▶ _Task details_
Write every record out again exactly as given.

* START Input rows *

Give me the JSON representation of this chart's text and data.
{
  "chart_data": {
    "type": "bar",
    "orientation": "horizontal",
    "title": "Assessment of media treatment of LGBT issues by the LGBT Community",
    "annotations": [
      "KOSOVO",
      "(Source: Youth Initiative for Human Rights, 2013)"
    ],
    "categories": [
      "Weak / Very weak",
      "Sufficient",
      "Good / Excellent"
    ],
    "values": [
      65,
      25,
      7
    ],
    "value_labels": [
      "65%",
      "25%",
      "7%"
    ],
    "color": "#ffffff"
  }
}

* END Input rows *

▶ _Solution to the problem_
Give me the JSON representation of this chart's text and data.
{
  "chart_data": {
    "type": "bar",
    "orientation": "horizontal",
    "title": "Assessment of media treatment of LGBT issues by the LGBT Community",
    "annotations": [
      "KOSOVO",
      "(Source: Youth Initiative for Human Rights, 2013)"
    ],
    "categories": [
      "Weak / Very weak",
      "Sufficient",
      "Good / Excellent"
    ],
    "values": [
      65,
      25,
      7
    ],
    "value_labels": [
      "65%",
      "25%",
      "7%"
    ],
    "color": "#ffffff"
  }
}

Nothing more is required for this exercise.